═══ Available data
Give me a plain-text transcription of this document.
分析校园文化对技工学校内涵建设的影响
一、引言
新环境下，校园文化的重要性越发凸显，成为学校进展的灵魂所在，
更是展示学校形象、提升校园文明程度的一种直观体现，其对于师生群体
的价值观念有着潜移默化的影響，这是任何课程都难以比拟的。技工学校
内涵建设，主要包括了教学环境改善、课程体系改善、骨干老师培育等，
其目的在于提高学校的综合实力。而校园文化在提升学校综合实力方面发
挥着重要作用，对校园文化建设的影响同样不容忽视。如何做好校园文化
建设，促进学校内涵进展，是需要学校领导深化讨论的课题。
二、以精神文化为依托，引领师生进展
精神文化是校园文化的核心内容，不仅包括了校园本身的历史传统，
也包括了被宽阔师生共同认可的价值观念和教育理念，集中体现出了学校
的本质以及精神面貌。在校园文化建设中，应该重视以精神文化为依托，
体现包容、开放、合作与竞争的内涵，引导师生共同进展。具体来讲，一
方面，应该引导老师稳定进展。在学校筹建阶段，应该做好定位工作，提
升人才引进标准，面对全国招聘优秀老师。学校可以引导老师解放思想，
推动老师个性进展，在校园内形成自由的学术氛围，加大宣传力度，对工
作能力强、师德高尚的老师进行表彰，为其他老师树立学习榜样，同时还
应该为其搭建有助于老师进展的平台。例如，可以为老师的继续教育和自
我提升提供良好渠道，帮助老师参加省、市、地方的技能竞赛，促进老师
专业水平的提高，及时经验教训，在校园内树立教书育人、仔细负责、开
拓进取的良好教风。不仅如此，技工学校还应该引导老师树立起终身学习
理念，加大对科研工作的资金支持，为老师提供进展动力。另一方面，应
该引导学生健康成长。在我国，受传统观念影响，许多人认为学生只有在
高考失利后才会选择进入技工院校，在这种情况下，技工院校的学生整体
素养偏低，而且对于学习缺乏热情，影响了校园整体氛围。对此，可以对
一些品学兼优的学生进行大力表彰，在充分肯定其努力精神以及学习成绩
══════
═══ Available data
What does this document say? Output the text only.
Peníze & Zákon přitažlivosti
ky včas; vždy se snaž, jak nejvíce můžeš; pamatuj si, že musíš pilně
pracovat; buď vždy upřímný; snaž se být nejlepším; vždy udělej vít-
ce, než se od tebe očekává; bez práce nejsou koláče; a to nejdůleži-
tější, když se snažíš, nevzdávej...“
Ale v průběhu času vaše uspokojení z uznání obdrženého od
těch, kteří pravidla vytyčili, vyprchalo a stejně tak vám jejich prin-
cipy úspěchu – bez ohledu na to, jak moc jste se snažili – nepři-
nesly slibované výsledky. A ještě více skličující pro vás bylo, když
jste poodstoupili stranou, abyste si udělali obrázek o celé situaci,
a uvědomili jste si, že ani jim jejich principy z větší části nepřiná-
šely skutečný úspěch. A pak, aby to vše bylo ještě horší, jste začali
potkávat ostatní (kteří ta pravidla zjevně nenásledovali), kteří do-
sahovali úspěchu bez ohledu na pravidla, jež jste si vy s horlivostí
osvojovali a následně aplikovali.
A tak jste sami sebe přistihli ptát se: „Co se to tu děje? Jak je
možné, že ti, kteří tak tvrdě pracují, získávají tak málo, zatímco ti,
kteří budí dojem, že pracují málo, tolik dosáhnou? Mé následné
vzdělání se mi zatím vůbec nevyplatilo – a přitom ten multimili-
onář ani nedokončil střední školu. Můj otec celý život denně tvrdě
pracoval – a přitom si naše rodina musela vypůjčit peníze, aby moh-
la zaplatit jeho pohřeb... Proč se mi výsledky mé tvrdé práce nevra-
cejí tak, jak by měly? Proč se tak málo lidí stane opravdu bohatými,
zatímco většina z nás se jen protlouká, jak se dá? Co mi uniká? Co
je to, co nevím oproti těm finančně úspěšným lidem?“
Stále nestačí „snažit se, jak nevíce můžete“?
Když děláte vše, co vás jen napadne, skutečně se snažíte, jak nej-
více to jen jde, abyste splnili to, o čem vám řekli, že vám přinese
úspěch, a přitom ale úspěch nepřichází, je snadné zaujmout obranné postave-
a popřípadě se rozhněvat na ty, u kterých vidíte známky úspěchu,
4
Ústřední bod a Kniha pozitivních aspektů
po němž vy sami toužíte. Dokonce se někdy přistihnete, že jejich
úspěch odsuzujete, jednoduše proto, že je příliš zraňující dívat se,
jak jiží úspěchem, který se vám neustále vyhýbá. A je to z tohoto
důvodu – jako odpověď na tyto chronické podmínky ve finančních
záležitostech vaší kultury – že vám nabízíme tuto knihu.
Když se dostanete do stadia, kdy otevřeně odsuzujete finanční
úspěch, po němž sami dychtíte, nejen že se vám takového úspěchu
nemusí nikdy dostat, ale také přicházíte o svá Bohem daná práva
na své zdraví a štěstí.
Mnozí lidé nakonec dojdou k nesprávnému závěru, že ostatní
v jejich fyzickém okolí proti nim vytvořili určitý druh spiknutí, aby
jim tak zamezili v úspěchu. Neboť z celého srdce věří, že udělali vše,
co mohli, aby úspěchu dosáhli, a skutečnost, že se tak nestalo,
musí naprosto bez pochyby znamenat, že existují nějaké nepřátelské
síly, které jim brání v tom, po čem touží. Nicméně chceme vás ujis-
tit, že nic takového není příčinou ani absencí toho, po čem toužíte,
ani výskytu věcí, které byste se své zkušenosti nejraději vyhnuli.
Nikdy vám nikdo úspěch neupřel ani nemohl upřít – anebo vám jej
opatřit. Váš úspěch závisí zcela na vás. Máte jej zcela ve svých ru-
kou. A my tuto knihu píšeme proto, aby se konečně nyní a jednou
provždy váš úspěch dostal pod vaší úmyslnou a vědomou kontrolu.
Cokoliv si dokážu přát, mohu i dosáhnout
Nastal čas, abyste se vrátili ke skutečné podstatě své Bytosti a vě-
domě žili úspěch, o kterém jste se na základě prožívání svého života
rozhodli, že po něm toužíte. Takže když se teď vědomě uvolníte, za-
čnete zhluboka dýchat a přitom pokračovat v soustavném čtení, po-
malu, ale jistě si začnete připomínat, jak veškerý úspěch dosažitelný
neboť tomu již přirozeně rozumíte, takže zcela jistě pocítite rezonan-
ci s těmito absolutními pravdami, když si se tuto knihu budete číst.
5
══════
## [Problem to work on]
Above are the records; copy every line in them that holds the word "knihu".

## [Solved problem]
záležitostech vaší kultury – že vám nabízíme tuto knihu.
kou. A my tuto knihu píšeme proto, aby se konečně nyní a jednou
ci s těmito absolutními pravdami, když si se tuto knihu budete číst.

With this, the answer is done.